▶ WHAT YOU ARE ASKED TO DO
Take every line from the listing below that includes "историческую" and copy it.

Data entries
--

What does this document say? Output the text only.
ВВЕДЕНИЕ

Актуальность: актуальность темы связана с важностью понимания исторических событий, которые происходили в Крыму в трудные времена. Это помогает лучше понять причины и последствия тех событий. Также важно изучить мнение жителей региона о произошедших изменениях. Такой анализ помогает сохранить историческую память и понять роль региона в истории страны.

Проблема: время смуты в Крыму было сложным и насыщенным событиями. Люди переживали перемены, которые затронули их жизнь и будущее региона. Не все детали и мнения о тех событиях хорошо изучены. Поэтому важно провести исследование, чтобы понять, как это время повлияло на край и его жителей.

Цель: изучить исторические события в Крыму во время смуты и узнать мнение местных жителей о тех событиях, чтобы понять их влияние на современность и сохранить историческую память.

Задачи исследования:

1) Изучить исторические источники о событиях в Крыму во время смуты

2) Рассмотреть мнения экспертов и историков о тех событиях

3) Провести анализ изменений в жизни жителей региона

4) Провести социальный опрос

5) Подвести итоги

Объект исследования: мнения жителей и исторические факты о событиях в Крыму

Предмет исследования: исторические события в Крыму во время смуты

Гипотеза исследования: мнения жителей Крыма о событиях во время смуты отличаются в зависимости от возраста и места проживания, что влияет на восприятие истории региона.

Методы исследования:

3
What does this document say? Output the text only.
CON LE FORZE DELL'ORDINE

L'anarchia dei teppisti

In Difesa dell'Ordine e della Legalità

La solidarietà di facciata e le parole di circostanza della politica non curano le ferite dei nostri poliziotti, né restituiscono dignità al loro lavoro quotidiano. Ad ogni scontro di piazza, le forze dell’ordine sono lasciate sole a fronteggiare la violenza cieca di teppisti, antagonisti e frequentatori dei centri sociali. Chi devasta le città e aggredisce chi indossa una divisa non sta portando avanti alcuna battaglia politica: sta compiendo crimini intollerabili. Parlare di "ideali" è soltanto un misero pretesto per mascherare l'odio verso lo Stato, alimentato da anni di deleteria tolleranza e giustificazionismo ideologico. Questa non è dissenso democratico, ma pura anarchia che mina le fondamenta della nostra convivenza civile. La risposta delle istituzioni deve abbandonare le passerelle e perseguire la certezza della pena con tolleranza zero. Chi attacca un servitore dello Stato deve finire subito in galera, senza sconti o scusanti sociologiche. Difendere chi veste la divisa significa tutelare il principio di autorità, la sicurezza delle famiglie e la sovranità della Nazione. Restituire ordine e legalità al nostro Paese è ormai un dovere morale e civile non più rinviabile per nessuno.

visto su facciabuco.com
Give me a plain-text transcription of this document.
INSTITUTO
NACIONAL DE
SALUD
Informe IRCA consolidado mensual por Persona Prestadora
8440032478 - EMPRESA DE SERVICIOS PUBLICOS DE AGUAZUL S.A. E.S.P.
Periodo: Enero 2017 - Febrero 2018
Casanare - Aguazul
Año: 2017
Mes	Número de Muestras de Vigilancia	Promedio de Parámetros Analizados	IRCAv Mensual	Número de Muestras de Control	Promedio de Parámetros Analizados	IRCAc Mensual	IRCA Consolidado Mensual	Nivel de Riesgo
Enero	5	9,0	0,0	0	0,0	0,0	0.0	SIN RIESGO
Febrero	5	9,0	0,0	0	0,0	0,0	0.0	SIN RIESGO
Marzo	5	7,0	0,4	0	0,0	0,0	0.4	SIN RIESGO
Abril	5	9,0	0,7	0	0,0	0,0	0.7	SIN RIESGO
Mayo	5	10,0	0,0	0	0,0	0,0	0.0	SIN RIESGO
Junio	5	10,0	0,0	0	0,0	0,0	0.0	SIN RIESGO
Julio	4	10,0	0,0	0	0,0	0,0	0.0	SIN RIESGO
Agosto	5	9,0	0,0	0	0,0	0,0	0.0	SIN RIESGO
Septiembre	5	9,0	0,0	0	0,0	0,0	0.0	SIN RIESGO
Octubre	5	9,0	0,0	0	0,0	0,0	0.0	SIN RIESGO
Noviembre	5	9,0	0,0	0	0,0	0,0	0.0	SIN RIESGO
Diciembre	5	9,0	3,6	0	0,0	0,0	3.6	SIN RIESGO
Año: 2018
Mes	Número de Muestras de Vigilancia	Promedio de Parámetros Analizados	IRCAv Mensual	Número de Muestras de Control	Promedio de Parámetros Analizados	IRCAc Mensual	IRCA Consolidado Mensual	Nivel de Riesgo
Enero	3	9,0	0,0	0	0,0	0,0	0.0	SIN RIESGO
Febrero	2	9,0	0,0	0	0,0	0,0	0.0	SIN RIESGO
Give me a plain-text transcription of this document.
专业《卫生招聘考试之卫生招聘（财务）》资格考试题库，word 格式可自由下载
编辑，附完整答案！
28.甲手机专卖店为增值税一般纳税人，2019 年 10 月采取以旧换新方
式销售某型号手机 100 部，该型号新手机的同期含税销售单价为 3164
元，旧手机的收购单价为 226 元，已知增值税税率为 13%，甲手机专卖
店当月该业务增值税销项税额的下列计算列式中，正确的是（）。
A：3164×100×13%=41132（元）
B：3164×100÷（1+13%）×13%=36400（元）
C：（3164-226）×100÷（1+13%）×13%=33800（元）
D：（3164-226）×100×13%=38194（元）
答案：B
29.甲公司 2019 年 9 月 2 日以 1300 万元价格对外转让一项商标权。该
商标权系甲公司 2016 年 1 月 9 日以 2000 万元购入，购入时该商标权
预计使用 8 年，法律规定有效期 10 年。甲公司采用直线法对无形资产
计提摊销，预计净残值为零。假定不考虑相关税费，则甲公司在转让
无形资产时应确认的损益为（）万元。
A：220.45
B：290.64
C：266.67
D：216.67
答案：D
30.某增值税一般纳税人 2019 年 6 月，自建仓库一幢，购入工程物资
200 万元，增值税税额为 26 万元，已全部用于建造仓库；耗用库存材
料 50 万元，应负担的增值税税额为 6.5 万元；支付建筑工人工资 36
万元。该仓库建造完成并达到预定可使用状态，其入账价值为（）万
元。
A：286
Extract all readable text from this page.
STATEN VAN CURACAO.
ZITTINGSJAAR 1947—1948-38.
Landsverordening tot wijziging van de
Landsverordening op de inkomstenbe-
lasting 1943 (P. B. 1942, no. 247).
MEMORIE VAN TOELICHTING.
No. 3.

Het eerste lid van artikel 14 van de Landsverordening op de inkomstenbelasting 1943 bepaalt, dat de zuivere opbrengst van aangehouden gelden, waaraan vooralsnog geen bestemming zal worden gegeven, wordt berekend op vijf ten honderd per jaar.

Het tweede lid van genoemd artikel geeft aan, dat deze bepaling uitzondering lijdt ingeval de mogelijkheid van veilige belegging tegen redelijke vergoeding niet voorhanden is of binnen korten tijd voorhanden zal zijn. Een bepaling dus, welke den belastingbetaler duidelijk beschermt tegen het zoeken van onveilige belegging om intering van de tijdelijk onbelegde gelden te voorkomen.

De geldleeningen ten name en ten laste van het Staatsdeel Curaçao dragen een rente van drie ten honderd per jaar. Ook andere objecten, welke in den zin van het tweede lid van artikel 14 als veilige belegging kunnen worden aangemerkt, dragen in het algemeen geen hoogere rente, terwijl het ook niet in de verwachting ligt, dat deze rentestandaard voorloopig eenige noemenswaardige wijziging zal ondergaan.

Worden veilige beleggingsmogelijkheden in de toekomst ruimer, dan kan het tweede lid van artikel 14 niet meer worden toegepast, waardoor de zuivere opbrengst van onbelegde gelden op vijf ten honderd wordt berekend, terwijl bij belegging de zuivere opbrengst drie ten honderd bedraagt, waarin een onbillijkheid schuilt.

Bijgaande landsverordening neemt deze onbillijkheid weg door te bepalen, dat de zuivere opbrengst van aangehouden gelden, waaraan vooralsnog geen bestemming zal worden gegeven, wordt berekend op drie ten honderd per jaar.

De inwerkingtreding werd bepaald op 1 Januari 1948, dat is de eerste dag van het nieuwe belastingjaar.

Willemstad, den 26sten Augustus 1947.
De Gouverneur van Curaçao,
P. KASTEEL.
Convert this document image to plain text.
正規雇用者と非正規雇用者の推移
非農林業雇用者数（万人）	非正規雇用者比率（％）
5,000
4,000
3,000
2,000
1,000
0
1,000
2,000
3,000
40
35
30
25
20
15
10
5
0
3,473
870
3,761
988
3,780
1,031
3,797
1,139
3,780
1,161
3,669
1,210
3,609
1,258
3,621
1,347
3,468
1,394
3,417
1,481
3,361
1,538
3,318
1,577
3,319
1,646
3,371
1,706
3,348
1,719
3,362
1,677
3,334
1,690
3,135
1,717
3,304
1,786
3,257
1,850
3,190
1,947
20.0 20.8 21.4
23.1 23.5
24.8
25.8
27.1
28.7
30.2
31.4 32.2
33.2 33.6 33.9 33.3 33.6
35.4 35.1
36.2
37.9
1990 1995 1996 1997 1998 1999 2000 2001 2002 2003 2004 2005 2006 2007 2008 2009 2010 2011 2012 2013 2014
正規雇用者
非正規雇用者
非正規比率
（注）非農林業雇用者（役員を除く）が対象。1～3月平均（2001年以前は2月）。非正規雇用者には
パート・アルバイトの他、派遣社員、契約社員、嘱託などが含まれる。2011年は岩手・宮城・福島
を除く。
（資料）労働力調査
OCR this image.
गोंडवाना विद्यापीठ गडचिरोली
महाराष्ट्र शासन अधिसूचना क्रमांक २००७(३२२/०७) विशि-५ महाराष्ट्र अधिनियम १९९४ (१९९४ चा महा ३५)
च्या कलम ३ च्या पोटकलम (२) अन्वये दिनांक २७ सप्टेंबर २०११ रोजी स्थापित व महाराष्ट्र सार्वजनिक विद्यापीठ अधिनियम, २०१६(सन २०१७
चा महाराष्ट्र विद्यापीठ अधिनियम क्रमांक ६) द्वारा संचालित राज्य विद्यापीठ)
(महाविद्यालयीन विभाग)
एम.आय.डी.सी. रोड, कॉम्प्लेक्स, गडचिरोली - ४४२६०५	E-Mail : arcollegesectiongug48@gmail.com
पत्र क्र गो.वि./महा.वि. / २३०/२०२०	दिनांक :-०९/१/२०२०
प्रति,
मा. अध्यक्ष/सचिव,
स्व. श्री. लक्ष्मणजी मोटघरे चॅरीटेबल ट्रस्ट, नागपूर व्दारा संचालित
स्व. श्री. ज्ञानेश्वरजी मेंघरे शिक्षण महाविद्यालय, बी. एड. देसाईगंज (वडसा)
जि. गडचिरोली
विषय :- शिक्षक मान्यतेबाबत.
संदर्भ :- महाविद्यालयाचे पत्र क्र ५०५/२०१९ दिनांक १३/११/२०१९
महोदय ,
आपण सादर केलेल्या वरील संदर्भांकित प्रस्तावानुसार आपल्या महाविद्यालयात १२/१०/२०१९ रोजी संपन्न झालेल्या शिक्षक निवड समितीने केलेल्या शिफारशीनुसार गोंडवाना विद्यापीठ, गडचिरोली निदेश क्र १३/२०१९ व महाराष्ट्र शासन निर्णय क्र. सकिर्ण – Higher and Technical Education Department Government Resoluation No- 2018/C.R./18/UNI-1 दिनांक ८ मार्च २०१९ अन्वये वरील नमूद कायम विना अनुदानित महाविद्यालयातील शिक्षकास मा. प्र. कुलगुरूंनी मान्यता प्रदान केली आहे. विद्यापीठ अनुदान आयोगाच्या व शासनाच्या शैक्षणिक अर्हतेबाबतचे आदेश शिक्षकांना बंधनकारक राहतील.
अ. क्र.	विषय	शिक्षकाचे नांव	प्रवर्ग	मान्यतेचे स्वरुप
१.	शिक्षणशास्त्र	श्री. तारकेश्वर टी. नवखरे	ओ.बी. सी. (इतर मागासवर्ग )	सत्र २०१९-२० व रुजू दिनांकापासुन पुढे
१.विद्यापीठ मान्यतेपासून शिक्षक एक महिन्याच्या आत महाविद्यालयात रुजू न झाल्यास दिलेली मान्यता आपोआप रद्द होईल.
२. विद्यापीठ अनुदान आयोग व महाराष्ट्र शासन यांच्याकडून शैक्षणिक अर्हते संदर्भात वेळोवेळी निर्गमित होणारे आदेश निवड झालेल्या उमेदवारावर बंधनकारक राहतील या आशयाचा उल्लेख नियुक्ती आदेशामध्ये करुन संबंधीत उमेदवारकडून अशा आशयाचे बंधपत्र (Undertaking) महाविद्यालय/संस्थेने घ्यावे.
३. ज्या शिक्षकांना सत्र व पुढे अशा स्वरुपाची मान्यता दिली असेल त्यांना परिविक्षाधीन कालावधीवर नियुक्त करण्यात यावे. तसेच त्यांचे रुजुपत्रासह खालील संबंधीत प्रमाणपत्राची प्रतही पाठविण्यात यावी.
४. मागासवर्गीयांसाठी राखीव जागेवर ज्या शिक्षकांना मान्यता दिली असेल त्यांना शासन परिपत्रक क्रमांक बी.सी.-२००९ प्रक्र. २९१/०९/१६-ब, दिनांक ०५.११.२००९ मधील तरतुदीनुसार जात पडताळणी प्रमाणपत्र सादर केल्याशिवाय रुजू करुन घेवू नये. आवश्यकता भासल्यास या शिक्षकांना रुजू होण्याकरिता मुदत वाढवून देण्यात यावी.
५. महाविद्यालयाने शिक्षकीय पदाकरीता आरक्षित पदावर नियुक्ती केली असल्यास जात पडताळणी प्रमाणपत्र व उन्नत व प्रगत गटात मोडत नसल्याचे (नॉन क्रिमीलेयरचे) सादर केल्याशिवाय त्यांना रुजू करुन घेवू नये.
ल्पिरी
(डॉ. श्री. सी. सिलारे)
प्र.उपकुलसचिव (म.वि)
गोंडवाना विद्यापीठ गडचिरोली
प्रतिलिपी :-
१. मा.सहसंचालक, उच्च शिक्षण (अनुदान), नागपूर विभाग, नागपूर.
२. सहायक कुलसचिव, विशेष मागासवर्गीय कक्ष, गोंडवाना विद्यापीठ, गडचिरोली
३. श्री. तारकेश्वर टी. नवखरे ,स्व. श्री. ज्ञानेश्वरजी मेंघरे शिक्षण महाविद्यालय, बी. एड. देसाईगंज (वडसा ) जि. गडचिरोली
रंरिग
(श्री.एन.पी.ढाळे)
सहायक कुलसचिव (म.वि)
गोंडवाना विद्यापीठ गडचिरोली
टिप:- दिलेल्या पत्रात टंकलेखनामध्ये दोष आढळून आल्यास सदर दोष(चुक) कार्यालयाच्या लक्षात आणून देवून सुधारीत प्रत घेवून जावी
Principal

--

▶ RESPONSE TO THE TASK
Актуальность: актуальность темы связана с важностью понимания исторических событий, которые происходили в Крыму в трудные времена. Это помогает лучше понять причины и последствия тех событий. Также важно изучить мнение жителей региона о произошедших изменениях. Такой анализ помогает сохранить историческую память и понять роль региона в истории страны.
Цель: изучить исторические события в Крыму во время смуты и узнать мнение местных жителей о тех событиях, чтобы понять их влияние на современность и сохранить историческую память.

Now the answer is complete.